## What the task asks
Reproduce the listing below in full and without alteration, apart from its pictures.

## Material provided
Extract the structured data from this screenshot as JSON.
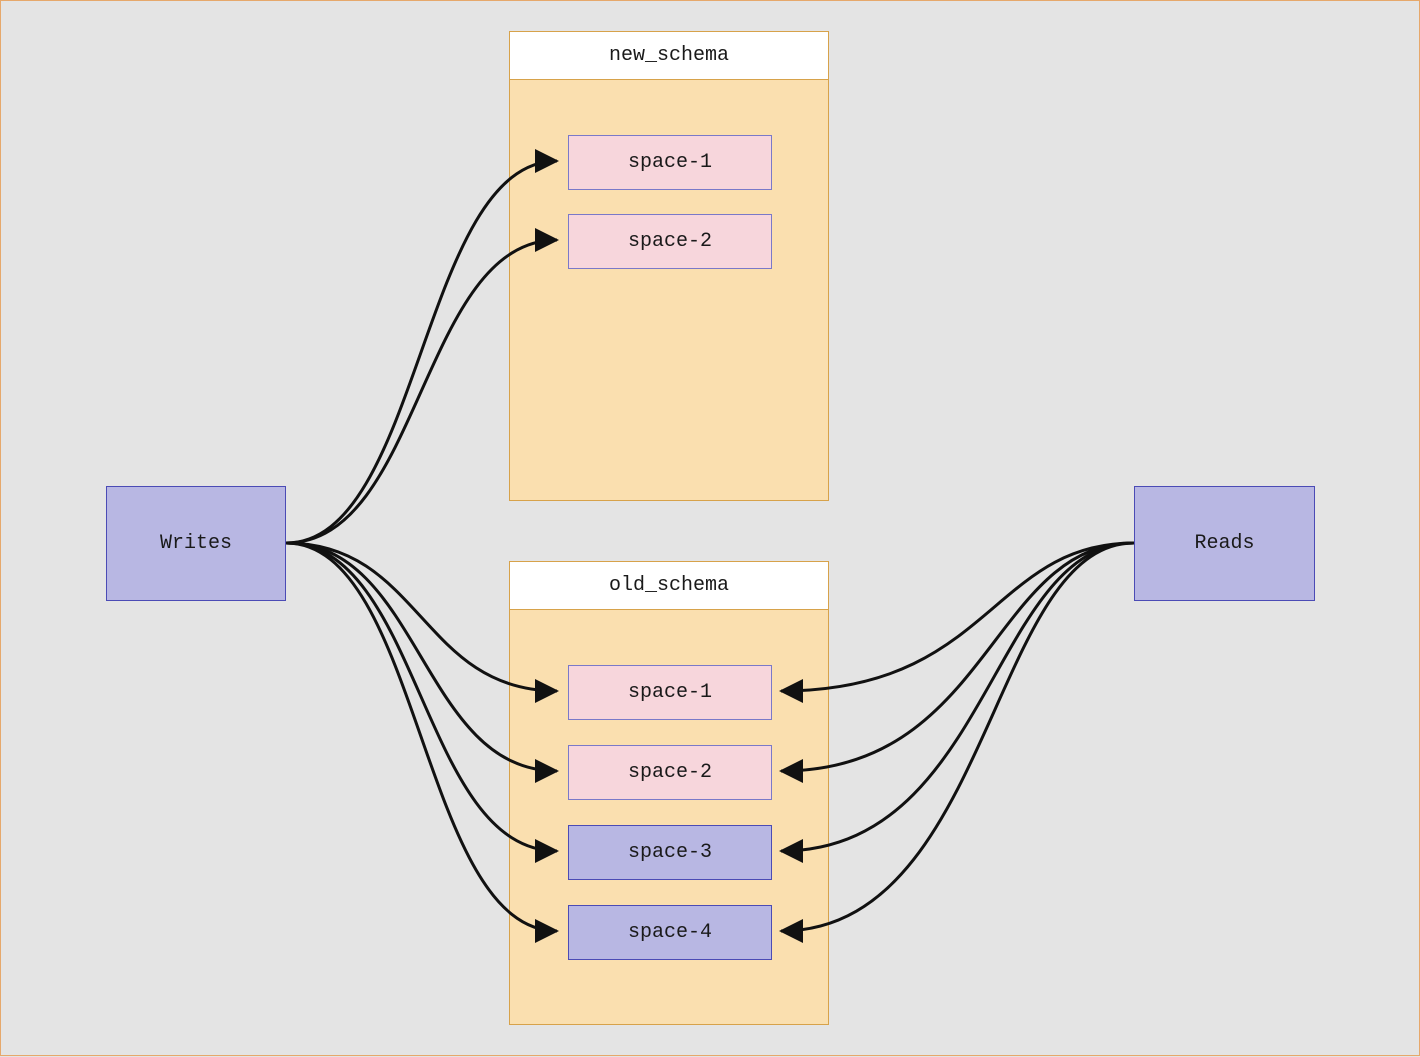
{
  "actors": {
    "writes": {
      "label": "Writes"
    },
    "reads": {
      "label": "Reads"
    }
  },
  "schemas": {
    "new": {
      "title": "new_schema",
      "spaces": [
        {
          "label": "space-1",
          "variant": "pink"
        },
        {
          "label": "space-2",
          "variant": "pink"
        }
      ]
    },
    "old": {
      "title": "old_schema",
      "spaces": [
        {
          "label": "space-1",
          "variant": "pink"
        },
        {
          "label": "space-2",
          "variant": "pink"
        },
        {
          "label": "space-3",
          "variant": "blue"
        },
        {
          "label": "space-4",
          "variant": "blue"
        }
      ]
    }
  },
  "edges": {
    "writes_to": [
      "new.space-1",
      "new.space-2",
      "old.space-1",
      "old.space-2",
      "old.space-3",
      "old.space-4"
    ],
    "reads_from": [
      "old.space-1",
      "old.space-2",
      "old.space-3",
      "old.space-4"
    ]
  },
  "colors": {
    "frame_border": "#e6a86b",
    "canvas_bg": "#e4e4e4",
    "actor_fill": "#b8b7e3",
    "actor_stroke": "#4b4bb5",
    "schema_fill": "#fadfaf",
    "schema_stroke": "#d7a24a",
    "space_pink_fill": "#f7d6dc",
    "space_blue_fill": "#b8b7e3",
    "edge_stroke": "#111111"
  }
}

## Worked solution
Extract the structured data from this screenshot as JSON.
{
  "actors": {
    "writes": {
      "label": "Writes"
    },
    "reads": {
      "label": "Reads"
    }
  },
  "schemas": {
    "new": {
      "title": "new_schema",
      "spaces": [
        {
          "label": "space-1",
          "variant": "pink"
        },
        {
          "label": "space-2",
          "variant": "pink"
        }
      ]
    },
    "old": {
      "title": "old_schema",
      "spaces": [
        {
          "label": "space-1",
          "variant": "pink"
        },
        {
          "label": "space-2",
          "variant": "pink"
        },
        {
          "label": "space-3",
          "variant": "blue"
        },
        {
          "label": "space-4",
          "variant": "blue"
        }
      ]
    }
  },
  "edges": {
    "writes_to": [
      "new.space-1",
      "new.space-2",
      "old.space-1",
      "old.space-2",
      "old.space-3",
      "old.space-4"
    ],
    "reads_from": [
      "old.space-1",
      "old.space-2",
      "old.space-3",
      "old.space-4"
    ]
  },
  "colors": {
    "frame_border": "#e6a86b",
    "canvas_bg": "#e4e4e4",
    "actor_fill": "#b8b7e3",
    "actor_stroke": "#4b4bb5",
    "schema_fill": "#fadfaf",
    "schema_stroke": "#d7a24a",
    "space_pink_fill": "#f7d6dc",
    "space_blue_fill": "#b8b7e3",
    "edge_stroke": "#111111"
  }
}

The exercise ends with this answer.